(Stored records)
◇ ◇ ◇
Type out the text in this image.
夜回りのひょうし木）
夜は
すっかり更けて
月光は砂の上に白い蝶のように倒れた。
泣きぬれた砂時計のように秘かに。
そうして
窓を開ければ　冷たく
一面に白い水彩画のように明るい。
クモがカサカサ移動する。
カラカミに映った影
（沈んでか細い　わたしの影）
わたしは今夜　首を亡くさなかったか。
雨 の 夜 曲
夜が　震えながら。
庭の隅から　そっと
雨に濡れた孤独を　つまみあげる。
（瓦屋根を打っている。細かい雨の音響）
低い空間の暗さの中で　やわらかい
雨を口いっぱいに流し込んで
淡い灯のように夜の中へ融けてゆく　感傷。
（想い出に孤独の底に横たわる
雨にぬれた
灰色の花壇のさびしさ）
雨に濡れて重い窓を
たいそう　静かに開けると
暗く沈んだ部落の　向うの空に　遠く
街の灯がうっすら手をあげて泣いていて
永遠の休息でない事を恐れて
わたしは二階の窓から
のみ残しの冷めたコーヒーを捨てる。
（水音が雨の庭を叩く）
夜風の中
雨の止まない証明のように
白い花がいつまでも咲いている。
◇ ◇ ◇
Directions
Take the listing above and set it down exactly.

Task output
Type out the text in this image.
夜回りのひょうし木）
夜は
すっかり更けて
月光は砂の上に白い蝶のように倒れた。
泣きぬれた砂時計のように秘かに。
そうして
窓を開ければ　冷たく
一面に白い水彩画のように明るい。
クモがカサカサ移動する。
カラカミに映った影
（沈んでか細い　わたしの影）
わたしは今夜　首を亡くさなかったか。
雨 の 夜 曲
夜が　震えながら。
庭の隅から　そっと
雨に濡れた孤独を　つまみあげる。
（瓦屋根を打っている。細かい雨の音響）
低い空間の暗さの中で　やわらかい
雨を口いっぱいに流し込んで
淡い灯のように夜の中へ融けてゆく　感傷。
（想い出に孤独の底に横たわる
雨にぬれた
灰色の花壇のさびしさ）
雨に濡れて重い窓を
たいそう　静かに開けると
暗く沈んだ部落の　向うの空に　遠く
街の灯がうっすら手をあげて泣いていて
永遠の休息でない事を恐れて
わたしは二階の窓から
のみ残しの冷めたコーヒーを捨てる。
（水音が雨の庭を叩く）
夜風の中
雨の止まない証明のように
白い花がいつまでも咲いている。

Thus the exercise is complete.